*** Opening Recorded data ***

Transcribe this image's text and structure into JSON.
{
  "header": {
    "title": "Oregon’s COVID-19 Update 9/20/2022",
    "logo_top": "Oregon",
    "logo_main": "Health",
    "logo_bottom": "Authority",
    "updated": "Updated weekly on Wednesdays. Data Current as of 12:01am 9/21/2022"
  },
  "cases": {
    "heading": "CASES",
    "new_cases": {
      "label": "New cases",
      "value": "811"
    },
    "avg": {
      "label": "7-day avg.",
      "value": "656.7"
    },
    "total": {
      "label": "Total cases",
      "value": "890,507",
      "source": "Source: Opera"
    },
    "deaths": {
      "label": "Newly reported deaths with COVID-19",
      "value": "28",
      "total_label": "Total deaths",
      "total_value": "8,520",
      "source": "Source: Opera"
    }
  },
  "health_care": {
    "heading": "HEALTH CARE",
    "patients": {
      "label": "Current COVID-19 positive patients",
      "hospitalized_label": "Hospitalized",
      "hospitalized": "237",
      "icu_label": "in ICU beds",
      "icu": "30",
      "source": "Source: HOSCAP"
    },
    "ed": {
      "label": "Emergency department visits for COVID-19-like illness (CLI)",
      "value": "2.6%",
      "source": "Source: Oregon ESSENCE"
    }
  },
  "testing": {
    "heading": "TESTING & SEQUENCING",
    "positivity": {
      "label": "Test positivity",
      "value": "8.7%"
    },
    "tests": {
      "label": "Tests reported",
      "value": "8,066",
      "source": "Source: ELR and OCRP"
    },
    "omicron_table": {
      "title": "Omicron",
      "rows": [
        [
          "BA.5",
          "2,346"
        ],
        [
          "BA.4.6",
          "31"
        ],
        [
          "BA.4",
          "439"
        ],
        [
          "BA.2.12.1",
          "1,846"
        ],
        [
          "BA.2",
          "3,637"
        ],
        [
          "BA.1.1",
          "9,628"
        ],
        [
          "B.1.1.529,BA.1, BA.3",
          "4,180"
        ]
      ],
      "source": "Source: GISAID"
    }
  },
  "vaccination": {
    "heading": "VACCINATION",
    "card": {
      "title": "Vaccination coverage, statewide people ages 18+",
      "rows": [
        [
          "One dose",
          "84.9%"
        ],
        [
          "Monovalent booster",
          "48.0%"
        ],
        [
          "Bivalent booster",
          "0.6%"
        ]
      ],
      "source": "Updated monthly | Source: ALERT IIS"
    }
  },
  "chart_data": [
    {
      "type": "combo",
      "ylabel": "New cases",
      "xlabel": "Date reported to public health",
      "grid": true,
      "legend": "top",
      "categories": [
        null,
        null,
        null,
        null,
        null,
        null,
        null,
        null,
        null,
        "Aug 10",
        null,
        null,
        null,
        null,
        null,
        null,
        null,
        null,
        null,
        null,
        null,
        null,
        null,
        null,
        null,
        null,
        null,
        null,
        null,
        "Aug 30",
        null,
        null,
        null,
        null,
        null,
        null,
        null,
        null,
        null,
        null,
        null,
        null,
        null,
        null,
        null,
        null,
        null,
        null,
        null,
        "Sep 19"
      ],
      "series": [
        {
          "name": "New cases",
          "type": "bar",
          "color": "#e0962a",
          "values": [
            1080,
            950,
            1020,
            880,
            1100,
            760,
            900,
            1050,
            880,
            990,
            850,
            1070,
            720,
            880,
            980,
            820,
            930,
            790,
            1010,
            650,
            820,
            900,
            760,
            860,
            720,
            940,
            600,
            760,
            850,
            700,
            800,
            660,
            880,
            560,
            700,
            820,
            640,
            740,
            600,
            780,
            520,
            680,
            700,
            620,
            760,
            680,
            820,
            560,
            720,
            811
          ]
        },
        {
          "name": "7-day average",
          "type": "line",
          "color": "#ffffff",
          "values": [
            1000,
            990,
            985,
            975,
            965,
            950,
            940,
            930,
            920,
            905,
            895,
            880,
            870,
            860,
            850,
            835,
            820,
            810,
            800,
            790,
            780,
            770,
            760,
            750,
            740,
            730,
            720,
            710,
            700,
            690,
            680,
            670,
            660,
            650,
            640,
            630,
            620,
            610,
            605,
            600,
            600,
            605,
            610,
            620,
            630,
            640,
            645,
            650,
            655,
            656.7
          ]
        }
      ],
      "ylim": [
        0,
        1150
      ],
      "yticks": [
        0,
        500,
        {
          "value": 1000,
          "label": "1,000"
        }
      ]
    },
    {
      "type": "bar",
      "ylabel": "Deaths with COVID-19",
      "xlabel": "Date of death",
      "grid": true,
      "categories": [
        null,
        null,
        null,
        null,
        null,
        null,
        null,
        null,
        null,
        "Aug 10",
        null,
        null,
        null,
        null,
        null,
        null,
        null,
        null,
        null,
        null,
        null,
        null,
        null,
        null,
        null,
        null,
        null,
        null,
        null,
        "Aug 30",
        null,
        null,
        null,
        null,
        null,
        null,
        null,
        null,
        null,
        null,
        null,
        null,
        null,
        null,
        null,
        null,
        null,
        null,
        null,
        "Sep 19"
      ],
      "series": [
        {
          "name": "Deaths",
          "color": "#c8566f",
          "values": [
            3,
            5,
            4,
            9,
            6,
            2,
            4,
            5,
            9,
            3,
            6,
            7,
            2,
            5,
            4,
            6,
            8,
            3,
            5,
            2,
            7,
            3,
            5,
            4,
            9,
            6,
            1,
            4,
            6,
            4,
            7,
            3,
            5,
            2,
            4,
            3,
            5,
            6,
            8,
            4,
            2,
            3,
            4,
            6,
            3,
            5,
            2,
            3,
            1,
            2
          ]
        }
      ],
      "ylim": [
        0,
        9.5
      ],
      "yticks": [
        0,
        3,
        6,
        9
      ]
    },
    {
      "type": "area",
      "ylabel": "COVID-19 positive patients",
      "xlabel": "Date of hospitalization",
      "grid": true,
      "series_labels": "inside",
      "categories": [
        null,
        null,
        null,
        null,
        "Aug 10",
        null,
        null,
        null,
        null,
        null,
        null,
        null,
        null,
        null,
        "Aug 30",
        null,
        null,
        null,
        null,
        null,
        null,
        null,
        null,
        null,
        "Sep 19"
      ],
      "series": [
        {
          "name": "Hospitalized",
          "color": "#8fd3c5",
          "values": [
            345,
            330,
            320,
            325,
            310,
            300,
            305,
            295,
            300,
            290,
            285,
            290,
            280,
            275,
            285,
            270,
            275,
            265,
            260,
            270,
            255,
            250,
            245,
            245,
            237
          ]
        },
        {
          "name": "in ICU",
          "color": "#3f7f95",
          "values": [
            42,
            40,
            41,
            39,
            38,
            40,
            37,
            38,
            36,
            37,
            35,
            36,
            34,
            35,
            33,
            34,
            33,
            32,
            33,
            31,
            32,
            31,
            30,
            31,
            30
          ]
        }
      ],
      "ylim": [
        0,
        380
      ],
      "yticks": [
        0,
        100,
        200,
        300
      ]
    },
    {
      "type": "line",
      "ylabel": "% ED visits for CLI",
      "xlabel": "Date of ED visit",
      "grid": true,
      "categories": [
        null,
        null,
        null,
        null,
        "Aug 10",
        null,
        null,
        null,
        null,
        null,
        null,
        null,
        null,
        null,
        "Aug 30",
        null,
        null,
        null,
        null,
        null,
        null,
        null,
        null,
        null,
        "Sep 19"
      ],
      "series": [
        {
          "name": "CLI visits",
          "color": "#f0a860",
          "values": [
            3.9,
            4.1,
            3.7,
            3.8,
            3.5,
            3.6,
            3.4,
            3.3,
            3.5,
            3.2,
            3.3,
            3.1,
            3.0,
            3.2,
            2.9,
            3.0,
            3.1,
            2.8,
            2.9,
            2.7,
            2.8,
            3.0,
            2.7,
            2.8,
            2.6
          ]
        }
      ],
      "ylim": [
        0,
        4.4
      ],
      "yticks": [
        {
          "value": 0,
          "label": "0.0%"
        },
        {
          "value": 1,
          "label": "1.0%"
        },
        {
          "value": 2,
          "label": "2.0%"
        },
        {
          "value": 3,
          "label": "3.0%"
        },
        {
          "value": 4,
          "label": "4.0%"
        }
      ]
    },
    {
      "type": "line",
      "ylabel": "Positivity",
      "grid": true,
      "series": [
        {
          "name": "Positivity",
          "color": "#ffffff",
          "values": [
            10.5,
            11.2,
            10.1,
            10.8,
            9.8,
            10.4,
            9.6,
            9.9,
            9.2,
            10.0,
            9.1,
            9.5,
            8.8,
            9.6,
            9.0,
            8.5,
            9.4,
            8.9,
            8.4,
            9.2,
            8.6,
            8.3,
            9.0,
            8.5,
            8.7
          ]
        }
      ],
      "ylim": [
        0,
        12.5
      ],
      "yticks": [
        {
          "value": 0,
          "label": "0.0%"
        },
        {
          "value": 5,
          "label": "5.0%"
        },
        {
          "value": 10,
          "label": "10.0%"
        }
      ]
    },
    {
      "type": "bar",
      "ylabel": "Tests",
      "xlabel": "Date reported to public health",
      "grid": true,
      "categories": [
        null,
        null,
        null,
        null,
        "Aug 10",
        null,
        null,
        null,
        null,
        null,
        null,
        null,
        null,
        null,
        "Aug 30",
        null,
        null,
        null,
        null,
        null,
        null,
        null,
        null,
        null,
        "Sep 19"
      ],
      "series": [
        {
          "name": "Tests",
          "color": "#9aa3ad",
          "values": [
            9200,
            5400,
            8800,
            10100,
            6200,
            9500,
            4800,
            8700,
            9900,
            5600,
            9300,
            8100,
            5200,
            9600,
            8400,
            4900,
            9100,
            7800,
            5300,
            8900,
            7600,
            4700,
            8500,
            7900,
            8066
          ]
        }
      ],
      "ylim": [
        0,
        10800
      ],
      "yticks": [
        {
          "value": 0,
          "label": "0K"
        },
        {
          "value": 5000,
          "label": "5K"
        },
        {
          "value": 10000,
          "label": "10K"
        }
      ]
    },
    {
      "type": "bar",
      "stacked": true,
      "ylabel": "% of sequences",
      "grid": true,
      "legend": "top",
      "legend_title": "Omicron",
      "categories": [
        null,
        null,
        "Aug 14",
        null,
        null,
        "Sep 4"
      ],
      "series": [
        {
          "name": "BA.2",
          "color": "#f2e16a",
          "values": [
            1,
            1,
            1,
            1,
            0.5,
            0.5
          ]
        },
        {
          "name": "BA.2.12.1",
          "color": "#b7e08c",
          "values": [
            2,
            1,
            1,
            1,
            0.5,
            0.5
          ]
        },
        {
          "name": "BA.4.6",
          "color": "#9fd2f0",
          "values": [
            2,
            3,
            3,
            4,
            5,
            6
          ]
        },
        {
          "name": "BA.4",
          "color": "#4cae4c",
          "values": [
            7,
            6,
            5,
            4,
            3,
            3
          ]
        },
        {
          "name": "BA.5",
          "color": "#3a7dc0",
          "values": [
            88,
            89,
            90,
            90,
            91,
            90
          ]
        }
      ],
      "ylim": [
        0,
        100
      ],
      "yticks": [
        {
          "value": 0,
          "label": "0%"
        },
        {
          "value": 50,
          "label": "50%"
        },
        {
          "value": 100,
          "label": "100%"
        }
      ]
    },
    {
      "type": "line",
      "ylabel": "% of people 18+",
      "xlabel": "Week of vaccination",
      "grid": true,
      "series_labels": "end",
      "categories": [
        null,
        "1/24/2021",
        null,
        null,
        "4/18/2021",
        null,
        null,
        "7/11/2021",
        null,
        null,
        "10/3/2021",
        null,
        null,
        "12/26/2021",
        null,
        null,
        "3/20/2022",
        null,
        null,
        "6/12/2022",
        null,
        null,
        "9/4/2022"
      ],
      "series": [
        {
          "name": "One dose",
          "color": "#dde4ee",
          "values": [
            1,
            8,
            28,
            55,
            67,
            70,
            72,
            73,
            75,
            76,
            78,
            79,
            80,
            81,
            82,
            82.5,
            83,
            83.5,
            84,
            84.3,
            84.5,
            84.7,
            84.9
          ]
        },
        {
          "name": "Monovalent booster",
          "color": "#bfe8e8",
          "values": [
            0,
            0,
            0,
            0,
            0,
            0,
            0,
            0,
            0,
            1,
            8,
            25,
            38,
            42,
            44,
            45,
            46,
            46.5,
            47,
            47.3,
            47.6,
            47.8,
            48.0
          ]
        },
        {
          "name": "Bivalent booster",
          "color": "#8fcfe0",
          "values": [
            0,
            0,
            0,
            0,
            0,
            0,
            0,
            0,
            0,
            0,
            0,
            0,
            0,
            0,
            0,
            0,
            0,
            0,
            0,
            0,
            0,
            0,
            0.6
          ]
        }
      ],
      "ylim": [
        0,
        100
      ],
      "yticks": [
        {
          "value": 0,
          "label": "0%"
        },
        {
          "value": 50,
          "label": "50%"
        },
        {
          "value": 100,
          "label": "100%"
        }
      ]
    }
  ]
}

*** Closing Recorded data ***

* **Task**
Some lines in the data above hold the string "people". Find and copy each of them.

* **The completed task**
      "title": "Vaccination coverage, statewide people ages 18+",
      "ylabel": "% of people 18+",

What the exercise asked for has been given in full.